SET TASKS.
1 > Output the stretch of the patent claims below from "38. The rotating" through "of internal cavities.", reproducing every word unchanged.
2 > In the patent claims below, what kind of fluid does claim 38 say the pressurized fluid is?

TEXT EXTRACT.
35. The apparatus of claim 21 wherein the pressurized fluid enters the plurality of internal cavities directly through a plurality of apertures in the sealing element.
36. A rotating pressure control head comprising:
an upper body having an outer housing, a plurality of upper rapid engagement threads affixed to the outer housing, an inner housing rotatably engaged within the outer housing;
a lower body having an plurality of lower rapid engagement threads;
a sealing element removeably engaged to the inner housing and having a plurality of internal cavities and having a plurality of apertures for connecting the internal cavities to a pressurized fluid;
wherein inflation of the plurality of internal cavities by the pressurized fluid causes an inner wall of the sealing element to constrict a drill pipe in the rotating pressure control head in a twisting action;
wherein the upper body engages the lower body by a twisting and interlocking of the upper rapid engagement threads with the lower rapid engagement threads; and
wherein the inner housing is rotatably engaged with the outer hosing by a first bearing configured to support the vertical load placed upon the upper body and by a second bearing configured to support the horizontal load placed upon the upper body.
37. The rotating pressure control head of claim 36 wherein the pressurized fluid enters the plurality of internal cavities through a port in the outer housing, a first channel in the outer housing, a plurality of apertures in an inner housing, and a second channel in the inner housing.
38. The rotating pressure control head of claim 36 wherein the pressurized fluid is a drilling fluid that enters directly into the plurality of internal cavities.

SUPPLIED INFORMATION.
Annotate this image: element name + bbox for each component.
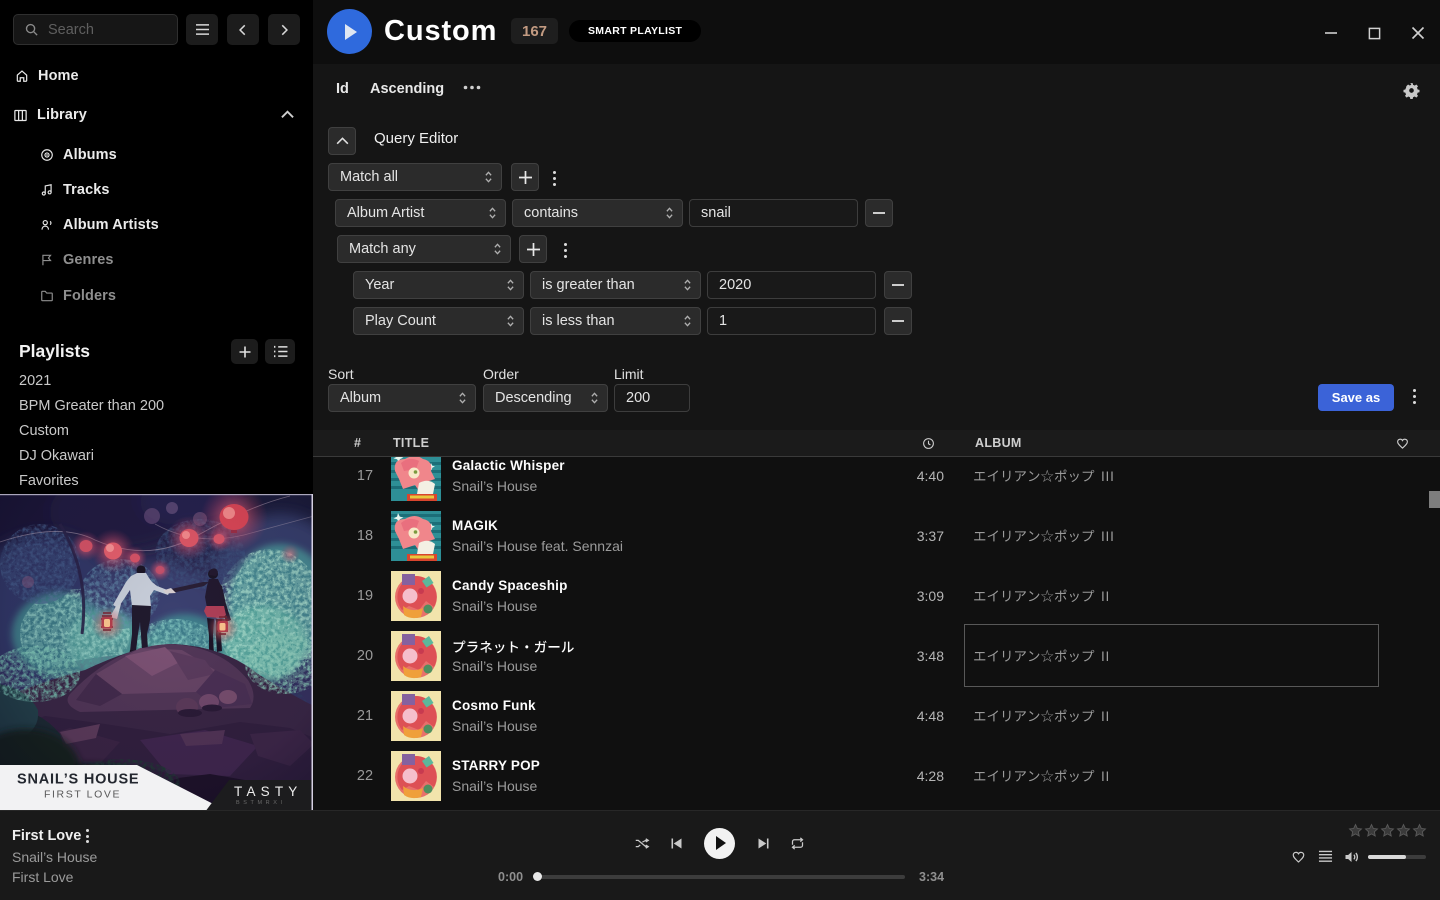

COMPLETE ANSWERS.
1 >
38. The rotating pressure control head of claim 36 wherein the pressurized fluid is a drilling fluid that enters directly into the plurality of internal cavities.

2 > A drilling fluid that enters directly into the plurality of internal cavities.